**Exercise directions**:
The answer is every line of the records that holds the word "Pädagogium", copied in full.
....................
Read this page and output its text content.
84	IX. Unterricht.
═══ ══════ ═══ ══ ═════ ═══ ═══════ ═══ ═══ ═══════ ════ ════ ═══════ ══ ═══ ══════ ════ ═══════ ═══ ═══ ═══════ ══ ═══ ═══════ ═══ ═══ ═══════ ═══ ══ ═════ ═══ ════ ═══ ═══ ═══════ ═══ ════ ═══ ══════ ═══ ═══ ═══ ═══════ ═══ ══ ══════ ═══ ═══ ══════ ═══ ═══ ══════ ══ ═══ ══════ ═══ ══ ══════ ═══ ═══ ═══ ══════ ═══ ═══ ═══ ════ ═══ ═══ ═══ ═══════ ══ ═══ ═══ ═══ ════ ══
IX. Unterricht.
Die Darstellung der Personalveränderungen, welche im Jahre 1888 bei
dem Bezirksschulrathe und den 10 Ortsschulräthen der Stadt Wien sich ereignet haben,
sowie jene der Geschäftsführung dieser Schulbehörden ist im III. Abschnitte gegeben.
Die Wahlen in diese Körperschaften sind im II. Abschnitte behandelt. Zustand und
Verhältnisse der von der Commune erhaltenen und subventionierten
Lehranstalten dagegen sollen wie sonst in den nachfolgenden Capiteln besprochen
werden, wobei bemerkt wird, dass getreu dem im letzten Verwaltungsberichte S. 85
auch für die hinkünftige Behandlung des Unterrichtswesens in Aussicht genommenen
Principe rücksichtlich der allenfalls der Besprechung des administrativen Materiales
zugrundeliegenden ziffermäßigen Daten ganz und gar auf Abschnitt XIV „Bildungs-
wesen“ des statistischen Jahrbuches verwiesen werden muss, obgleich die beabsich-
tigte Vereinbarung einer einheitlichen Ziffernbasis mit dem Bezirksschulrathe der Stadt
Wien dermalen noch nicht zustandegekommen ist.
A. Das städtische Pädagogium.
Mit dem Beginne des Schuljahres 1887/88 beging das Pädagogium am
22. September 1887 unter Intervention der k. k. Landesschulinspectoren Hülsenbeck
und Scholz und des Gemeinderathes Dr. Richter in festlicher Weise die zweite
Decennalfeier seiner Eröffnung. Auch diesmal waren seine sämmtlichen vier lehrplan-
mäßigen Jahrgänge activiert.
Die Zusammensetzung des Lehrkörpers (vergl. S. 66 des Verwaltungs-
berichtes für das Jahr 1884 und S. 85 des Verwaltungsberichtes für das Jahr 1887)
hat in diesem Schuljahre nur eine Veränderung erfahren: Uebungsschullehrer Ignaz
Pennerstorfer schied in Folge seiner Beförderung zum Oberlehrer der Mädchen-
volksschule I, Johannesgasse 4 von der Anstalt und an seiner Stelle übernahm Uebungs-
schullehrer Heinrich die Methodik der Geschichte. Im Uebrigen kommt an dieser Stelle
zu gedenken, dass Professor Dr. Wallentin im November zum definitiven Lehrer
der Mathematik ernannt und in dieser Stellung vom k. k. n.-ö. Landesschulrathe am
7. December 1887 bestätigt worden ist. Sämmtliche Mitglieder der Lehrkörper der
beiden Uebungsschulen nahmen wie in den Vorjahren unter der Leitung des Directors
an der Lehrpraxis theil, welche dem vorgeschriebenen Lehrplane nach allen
....................
**Answer section**:
A. Das städtische Pädagogium.
Mit dem Beginne des Schuljahres 1887/88 beging das Pädagogium am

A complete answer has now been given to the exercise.